DATA LINES -

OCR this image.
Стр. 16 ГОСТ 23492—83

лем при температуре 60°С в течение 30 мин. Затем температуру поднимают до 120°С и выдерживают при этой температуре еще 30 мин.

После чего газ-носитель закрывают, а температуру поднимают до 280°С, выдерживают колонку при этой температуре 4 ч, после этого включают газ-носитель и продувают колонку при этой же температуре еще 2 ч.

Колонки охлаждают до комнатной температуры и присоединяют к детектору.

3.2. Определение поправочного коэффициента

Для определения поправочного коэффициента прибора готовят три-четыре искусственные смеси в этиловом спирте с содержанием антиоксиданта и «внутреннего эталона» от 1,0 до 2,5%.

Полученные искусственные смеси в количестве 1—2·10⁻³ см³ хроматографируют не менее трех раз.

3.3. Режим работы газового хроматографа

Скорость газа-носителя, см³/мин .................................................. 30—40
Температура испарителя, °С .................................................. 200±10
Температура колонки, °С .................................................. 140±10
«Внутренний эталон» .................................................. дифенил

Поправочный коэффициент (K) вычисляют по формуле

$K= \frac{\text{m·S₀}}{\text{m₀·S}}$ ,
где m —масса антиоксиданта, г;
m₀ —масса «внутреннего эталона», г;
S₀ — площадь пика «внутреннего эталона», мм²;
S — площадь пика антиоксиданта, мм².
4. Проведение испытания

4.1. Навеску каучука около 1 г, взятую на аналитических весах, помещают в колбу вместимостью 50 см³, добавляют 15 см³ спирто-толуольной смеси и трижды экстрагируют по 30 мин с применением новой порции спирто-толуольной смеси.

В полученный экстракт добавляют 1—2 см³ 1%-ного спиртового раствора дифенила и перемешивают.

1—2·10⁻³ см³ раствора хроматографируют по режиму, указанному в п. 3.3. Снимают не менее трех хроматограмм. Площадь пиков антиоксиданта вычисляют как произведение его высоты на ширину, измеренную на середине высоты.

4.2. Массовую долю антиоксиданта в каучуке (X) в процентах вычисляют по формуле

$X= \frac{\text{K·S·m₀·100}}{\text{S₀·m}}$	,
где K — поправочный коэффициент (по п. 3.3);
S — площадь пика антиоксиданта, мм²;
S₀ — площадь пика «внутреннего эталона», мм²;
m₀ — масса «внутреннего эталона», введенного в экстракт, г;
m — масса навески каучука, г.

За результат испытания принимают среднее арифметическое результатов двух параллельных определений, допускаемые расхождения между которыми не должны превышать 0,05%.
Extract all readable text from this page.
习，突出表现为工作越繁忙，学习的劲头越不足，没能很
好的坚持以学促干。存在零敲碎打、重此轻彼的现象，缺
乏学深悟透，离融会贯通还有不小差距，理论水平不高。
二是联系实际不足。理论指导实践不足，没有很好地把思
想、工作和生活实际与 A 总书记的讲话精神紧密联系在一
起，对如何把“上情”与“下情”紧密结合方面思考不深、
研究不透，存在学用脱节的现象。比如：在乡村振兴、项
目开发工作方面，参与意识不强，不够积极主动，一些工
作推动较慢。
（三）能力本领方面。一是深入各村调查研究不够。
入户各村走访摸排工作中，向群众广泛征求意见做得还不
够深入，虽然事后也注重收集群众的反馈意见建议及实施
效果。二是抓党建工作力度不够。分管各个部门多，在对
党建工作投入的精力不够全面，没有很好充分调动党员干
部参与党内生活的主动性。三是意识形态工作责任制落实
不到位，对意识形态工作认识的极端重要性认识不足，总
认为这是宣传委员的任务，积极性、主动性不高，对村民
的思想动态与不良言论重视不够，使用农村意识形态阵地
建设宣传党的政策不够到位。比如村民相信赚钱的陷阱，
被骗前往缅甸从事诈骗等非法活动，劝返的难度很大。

TASK REQUIREMENTS -
Copy out the lines starting at the one containing "Extract all readable text from this page." and ending with the last line of the entries. Include nothing else.

SOLUTION FOR THIS PROBLEM -
Extract all readable text from this page.
习，突出表现为工作越繁忙，学习的劲头越不足，没能很
好的坚持以学促干。存在零敲碎打、重此轻彼的现象，缺
乏学深悟透，离融会贯通还有不小差距，理论水平不高。
二是联系实际不足。理论指导实践不足，没有很好地把思
想、工作和生活实际与 A 总书记的讲话精神紧密联系在一
起，对如何把“上情”与“下情”紧密结合方面思考不深、
研究不透，存在学用脱节的现象。比如：在乡村振兴、项
目开发工作方面，参与意识不强，不够积极主动，一些工
作推动较慢。
（三）能力本领方面。一是深入各村调查研究不够。
入户各村走访摸排工作中，向群众广泛征求意见做得还不
够深入，虽然事后也注重收集群众的反馈意见建议及实施
效果。二是抓党建工作力度不够。分管各个部门多，在对
党建工作投入的精力不够全面，没有很好充分调动党员干
部参与党内生活的主动性。三是意识形态工作责任制落实
不到位，对意识形态工作认识的极端重要性认识不足，总
认为这是宣传委员的任务，积极性、主动性不高，对村民
的思想动态与不良言论重视不够，使用农村意识形态阵地
建设宣传党的政策不够到位。比如村民相信赚钱的陷阱，
被骗前往缅甸从事诈骗等非法活动，劝返的难度很大。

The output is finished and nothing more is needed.